→ **What needs to be done**:
Which lines have the string "name"? Copy all of them from the entries below.

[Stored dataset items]
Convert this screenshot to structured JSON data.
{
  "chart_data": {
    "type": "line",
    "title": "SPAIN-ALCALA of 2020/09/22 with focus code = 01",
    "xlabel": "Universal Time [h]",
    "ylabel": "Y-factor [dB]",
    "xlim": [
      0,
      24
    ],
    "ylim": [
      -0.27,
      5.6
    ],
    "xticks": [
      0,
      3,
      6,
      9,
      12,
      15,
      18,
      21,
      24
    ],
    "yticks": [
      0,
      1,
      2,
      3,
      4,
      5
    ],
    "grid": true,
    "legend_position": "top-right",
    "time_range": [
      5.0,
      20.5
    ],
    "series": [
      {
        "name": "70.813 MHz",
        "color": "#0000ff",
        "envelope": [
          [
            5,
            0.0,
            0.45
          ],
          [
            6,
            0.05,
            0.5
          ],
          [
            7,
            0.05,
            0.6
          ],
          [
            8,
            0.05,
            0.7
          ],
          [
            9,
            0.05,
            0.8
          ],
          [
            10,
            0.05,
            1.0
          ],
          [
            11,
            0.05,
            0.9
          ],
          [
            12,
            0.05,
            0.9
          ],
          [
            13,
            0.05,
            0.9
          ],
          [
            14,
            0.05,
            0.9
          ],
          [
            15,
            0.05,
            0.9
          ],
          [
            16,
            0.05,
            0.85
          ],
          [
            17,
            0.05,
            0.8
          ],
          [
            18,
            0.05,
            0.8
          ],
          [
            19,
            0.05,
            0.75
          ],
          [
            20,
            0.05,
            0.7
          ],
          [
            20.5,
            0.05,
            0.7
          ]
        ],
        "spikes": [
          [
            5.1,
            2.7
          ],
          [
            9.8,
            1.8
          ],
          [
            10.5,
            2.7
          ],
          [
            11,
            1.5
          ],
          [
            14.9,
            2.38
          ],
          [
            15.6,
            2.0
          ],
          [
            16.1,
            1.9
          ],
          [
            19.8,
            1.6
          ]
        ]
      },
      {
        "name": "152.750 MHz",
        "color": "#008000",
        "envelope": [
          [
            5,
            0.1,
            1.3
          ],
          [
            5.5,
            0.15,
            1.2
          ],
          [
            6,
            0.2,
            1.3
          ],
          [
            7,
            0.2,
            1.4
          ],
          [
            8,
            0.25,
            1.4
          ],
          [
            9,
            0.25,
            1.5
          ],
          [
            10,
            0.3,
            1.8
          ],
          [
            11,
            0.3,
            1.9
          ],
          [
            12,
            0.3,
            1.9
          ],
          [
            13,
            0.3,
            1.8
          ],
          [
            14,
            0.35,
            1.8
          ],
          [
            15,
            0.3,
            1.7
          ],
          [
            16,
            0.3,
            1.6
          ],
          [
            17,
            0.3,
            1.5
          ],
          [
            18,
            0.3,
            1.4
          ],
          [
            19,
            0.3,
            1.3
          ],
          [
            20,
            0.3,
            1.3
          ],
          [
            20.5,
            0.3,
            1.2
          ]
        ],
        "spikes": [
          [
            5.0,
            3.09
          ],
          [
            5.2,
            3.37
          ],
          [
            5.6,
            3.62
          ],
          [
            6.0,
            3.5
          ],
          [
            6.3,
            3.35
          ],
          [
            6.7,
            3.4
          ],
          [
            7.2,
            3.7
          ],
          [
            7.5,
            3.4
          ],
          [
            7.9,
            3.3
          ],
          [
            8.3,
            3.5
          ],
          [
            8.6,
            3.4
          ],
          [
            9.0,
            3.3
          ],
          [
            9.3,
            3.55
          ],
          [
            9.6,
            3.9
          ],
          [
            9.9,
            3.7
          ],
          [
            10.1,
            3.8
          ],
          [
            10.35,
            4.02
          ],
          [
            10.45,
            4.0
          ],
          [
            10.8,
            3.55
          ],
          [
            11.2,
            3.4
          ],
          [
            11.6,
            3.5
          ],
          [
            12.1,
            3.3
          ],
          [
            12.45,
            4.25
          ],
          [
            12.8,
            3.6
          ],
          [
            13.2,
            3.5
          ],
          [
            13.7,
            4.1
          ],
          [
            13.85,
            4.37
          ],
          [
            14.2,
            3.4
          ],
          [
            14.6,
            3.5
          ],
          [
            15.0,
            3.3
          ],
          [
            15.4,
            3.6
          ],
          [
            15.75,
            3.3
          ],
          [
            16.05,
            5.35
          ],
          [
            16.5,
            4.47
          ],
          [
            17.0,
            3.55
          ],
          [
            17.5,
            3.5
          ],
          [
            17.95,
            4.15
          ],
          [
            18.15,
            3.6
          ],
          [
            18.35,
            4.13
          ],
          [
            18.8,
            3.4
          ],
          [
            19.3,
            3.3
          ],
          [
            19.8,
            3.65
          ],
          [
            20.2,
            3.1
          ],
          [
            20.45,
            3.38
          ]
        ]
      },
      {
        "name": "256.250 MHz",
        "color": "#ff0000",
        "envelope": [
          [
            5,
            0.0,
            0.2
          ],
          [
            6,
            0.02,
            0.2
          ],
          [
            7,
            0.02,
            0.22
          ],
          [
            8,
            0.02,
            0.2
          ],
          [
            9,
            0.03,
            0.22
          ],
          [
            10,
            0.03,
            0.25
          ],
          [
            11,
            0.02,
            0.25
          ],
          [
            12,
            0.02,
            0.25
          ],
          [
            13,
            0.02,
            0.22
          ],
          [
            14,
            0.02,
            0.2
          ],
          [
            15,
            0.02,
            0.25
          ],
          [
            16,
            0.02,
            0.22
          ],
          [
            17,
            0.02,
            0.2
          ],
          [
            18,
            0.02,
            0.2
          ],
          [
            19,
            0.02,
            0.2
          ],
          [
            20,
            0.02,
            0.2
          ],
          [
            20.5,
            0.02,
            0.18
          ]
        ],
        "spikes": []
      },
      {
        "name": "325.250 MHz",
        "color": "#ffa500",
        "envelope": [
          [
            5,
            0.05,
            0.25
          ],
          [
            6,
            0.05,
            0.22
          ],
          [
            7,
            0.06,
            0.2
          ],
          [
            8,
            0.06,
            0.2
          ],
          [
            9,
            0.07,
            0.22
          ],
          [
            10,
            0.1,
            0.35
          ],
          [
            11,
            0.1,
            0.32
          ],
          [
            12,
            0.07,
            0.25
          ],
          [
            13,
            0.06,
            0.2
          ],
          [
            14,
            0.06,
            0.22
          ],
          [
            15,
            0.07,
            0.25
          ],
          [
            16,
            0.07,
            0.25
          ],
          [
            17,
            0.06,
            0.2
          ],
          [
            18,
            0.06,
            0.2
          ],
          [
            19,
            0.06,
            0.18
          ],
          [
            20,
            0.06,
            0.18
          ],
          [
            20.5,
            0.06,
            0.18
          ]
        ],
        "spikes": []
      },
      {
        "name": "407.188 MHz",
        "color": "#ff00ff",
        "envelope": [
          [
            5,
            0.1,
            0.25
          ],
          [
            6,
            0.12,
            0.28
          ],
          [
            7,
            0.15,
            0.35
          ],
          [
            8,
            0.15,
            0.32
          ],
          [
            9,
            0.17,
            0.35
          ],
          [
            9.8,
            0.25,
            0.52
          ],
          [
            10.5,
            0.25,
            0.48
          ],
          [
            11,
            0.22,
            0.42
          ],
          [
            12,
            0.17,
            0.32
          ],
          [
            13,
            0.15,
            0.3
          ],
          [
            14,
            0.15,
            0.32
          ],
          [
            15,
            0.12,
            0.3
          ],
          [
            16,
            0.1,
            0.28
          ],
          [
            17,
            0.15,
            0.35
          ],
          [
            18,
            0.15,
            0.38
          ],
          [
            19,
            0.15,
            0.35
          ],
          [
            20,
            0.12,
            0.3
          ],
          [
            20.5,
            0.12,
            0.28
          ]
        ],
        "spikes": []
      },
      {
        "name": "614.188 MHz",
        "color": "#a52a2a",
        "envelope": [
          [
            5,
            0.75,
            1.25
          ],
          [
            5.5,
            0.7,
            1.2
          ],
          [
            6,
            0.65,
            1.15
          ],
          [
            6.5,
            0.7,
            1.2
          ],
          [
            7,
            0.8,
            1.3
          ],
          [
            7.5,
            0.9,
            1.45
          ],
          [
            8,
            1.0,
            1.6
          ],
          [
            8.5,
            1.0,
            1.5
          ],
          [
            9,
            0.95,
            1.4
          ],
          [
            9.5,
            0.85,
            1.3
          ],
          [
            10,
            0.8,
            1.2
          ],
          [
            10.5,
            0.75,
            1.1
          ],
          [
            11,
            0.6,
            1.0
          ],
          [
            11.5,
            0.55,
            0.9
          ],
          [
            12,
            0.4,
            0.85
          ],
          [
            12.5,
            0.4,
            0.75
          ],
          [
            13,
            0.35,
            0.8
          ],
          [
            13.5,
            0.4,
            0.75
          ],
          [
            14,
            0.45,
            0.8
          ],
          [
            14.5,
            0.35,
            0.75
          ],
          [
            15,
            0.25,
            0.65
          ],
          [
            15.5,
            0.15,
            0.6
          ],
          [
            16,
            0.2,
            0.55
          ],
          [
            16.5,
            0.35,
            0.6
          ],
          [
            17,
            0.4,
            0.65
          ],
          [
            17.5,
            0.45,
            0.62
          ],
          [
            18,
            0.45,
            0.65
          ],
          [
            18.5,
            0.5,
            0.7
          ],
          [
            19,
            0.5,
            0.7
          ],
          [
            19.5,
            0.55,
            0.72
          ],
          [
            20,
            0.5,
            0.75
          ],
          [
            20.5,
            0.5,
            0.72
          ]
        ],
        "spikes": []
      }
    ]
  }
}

→ **Exercise output**:
        "name": "70.813 MHz",
        "name": "152.750 MHz",
        "name": "256.250 MHz",
        "name": "325.250 MHz",
        "name": "407.188 MHz",
        "name": "614.188 MHz",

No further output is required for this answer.